* **PROBLEM DETAILS**
Please repeat all of the listing exactly.

[Entries with figure data]
* * *

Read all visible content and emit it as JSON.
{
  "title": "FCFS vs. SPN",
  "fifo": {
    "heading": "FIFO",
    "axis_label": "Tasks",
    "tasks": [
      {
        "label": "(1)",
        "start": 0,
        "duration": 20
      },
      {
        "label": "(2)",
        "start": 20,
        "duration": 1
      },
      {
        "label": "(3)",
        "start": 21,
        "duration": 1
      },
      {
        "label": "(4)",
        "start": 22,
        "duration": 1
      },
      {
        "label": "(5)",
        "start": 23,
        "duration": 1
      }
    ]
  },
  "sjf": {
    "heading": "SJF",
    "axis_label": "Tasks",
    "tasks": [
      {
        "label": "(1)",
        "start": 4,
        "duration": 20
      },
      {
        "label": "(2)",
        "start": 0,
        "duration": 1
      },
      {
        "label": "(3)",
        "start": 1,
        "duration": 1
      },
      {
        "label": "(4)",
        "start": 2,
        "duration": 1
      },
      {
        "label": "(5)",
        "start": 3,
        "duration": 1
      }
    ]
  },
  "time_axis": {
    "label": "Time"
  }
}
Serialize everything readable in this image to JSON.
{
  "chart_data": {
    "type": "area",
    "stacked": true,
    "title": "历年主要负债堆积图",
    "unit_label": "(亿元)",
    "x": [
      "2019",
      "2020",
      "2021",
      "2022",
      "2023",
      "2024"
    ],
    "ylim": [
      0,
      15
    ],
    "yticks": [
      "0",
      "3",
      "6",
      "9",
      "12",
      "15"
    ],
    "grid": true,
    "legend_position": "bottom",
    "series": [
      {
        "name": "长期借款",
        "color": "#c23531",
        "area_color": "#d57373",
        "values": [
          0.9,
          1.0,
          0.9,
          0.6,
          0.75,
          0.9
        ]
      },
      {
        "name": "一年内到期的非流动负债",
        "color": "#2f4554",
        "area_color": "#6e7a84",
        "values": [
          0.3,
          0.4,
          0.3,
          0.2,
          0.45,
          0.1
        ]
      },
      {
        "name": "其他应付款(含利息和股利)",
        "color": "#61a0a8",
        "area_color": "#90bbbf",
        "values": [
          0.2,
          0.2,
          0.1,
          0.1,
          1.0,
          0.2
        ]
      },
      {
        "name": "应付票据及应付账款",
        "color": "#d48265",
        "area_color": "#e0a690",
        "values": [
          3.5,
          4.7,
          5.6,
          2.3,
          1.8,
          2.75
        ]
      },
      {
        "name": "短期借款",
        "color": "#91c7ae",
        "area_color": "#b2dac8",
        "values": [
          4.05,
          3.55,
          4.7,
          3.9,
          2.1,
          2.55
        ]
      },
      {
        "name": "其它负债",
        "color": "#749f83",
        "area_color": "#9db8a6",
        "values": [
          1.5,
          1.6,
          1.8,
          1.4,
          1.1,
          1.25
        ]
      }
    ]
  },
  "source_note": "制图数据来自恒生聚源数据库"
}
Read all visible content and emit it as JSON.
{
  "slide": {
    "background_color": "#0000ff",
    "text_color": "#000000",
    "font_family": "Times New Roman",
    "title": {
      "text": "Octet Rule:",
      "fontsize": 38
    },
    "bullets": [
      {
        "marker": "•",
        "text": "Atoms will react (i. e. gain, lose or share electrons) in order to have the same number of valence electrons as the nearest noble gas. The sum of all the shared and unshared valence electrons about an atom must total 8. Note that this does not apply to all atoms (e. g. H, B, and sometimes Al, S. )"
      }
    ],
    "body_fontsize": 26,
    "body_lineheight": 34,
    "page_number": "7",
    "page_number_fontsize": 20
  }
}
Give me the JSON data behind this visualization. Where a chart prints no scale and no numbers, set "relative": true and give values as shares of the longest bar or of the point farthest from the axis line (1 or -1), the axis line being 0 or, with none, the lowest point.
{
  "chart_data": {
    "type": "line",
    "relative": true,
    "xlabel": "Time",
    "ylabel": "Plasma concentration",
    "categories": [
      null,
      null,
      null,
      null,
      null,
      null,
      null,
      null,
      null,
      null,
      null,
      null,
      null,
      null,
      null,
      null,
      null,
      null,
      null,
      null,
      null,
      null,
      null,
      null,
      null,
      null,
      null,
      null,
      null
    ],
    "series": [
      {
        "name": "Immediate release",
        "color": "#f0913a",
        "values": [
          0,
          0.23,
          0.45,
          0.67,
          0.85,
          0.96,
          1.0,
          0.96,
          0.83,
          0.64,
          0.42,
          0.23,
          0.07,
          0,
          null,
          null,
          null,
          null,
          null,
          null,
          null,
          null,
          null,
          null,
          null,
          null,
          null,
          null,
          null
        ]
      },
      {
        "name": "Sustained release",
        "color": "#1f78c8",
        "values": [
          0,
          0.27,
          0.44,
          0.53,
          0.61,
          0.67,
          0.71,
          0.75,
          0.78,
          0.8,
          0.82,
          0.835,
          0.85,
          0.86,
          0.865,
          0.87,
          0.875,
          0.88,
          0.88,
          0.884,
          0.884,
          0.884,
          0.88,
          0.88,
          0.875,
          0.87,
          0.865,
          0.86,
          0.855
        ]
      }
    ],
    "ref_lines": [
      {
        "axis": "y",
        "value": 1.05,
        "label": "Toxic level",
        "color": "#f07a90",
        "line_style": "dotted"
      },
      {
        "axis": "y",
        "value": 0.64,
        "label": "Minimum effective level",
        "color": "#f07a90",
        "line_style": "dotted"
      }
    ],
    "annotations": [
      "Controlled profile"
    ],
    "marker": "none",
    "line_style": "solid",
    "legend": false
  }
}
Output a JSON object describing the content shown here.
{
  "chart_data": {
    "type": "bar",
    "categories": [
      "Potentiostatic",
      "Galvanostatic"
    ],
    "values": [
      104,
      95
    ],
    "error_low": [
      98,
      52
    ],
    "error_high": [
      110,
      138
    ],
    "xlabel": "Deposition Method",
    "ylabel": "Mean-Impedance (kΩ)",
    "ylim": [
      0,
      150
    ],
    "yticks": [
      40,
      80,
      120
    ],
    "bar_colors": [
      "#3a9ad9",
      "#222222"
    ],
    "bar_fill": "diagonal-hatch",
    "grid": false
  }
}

* * *

* **ANSWER FOR THIS EXERCISE**
Read all visible content and emit it as JSON.
{
  "title": "FCFS vs. SPN",
  "fifo": {
    "heading": "FIFO",
    "axis_label": "Tasks",
    "tasks": [
      {
        "label": "(1)",
        "start": 0,
        "duration": 20
      },
      {
        "label": "(2)",
        "start": 20,
        "duration": 1
      },
      {
        "label": "(3)",
        "start": 21,
        "duration": 1
      },
      {
        "label": "(4)",
        "start": 22,
        "duration": 1
      },
      {
        "label": "(5)",
        "start": 23,
        "duration": 1
      }
    ]
  },
  "sjf": {
    "heading": "SJF",
    "axis_label": "Tasks",
    "tasks": [
      {
        "label": "(1)",
        "start": 4,
        "duration": 20
      },
      {
        "label": "(2)",
        "start": 0,
        "duration": 1
      },
      {
        "label": "(3)",
        "start": 1,
        "duration": 1
      },
      {
        "label": "(4)",
        "start": 2,
        "duration": 1
      },
      {
        "label": "(5)",
        "start": 3,
        "duration": 1
      }
    ]
  },
  "time_axis": {
    "label": "Time"
  }
}
Serialize everything readable in this image to JSON.
{
  "chart_data": {
    "type": "area",
    "stacked": true,
    "title": "历年主要负债堆积图",
    "unit_label": "(亿元)",
    "x": [
      "2019",
      "2020",
      "2021",
      "2022",
      "2023",
      "2024"
    ],
    "ylim": [
      0,
      15
    ],
    "yticks": [
      "0",
      "3",
      "6",
      "9",
      "12",
      "15"
    ],
    "grid": true,
    "legend_position": "bottom",
    "series": [
      {
        "name": "长期借款",
        "color": "#c23531",
        "area_color": "#d57373",
        "values": [
          0.9,
          1.0,
          0.9,
          0.6,
          0.75,
          0.9
        ]
      },
      {
        "name": "一年内到期的非流动负债",
        "color": "#2f4554",
        "area_color": "#6e7a84",
        "values": [
          0.3,
          0.4,
          0.3,
          0.2,
          0.45,
          0.1
        ]
      },
      {
        "name": "其他应付款(含利息和股利)",
        "color": "#61a0a8",
        "area_color": "#90bbbf",
        "values": [
          0.2,
          0.2,
          0.1,
          0.1,
          1.0,
          0.2
        ]
      },
      {
        "name": "应付票据及应付账款",
        "color": "#d48265",
        "area_color": "#e0a690",
        "values": [
          3.5,
          4.7,
          5.6,
          2.3,
          1.8,
          2.75
        ]
      },
      {
        "name": "短期借款",
        "color": "#91c7ae",
        "area_color": "#b2dac8",
        "values": [
          4.05,
          3.55,
          4.7,
          3.9,
          2.1,
          2.55
        ]
      },
      {
        "name": "其它负债",
        "color": "#749f83",
        "area_color": "#9db8a6",
        "values": [
          1.5,
          1.6,
          1.8,
          1.4,
          1.1,
          1.25
        ]
      }
    ]
  },
  "source_note": "制图数据来自恒生聚源数据库"
}
Read all visible content and emit it as JSON.
{
  "slide": {
    "background_color": "#0000ff",
    "text_color": "#000000",
    "font_family": "Times New Roman",
    "title": {
      "text": "Octet Rule:",
      "fontsize": 38
    },
    "bullets": [
      {
        "marker": "•",
        "text": "Atoms will react (i. e. gain, lose or share electrons) in order to have the same number of valence electrons as the nearest noble gas. The sum of all the shared and unshared valence electrons about an atom must total 8. Note that this does not apply to all atoms (e. g. H, B, and sometimes Al, S. )"
      }
    ],
    "body_fontsize": 26,
    "body_lineheight": 34,
    "page_number": "7",
    "page_number_fontsize": 20
  }
}
Give me the JSON data behind this visualization. Where a chart prints no scale and no numbers, set "relative": true and give values as shares of the longest bar or of the point farthest from the axis line (1 or -1), the axis line being 0 or, with none, the lowest point.
{
  "chart_data": {
    "type": "line",
    "relative": true,
    "xlabel": "Time",
    "ylabel": "Plasma concentration",
    "categories": [
      null,
      null,
      null,
      null,
      null,
      null,
      null,
      null,
      null,
      null,
      null,
      null,
      null,
      null,
      null,
      null,
      null,
      null,
      null,
      null,
      null,
      null,
      null,
      null,
      null,
      null,
      null,
      null,
      null
    ],
    "series": [
      {
        "name": "Immediate release",
        "color": "#f0913a",
        "values": [
          0,
          0.23,
          0.45,
          0.67,
          0.85,
          0.96,
          1.0,
          0.96,
          0.83,
          0.64,
          0.42,
          0.23,
          0.07,
          0,
          null,
          null,
          null,
          null,
          null,
          null,
          null,
          null,
          null,
          null,
          null,
          null,
          null,
          null,
          null
        ]
      },
      {
        "name": "Sustained release",
        "color": "#1f78c8",
        "values": [
          0,
          0.27,
          0.44,
          0.53,
          0.61,
          0.67,
          0.71,
          0.75,
          0.78,
          0.8,
          0.82,
          0.835,
          0.85,
          0.86,
          0.865,
          0.87,
          0.875,
          0.88,
          0.88,
          0.884,
          0.884,
          0.884,
          0.88,
          0.88,
          0.875,
          0.87,
          0.865,
          0.86,
          0.855
        ]
      }
    ],
    "ref_lines": [
      {
        "axis": "y",
        "value": 1.05,
        "label": "Toxic level",
        "color": "#f07a90",
        "line_style": "dotted"
      },
      {
        "axis": "y",
        "value": 0.64,
        "label": "Minimum effective level",
        "color": "#f07a90",
        "line_style": "dotted"
      }
    ],
    "annotations": [
      "Controlled profile"
    ],
    "marker": "none",
    "line_style": "solid",
    "legend": false
  }
}
Output a JSON object describing the content shown here.
{
  "chart_data": {
    "type": "bar",
    "categories": [
      "Potentiostatic",
      "Galvanostatic"
    ],
    "values": [
      104,
      95
    ],
    "error_low": [
      98,
      52
    ],
    "error_high": [
      110,
      138
    ],
    "xlabel": "Deposition Method",
    "ylabel": "Mean-Impedance (kΩ)",
    "ylim": [
      0,
      150
    ],
    "yticks": [
      40,
      80,
      120
    ],
    "bar_colors": [
      "#3a9ad9",
      "#222222"
    ],
    "bar_fill": "diagonal-hatch",
    "grid": false
  }
}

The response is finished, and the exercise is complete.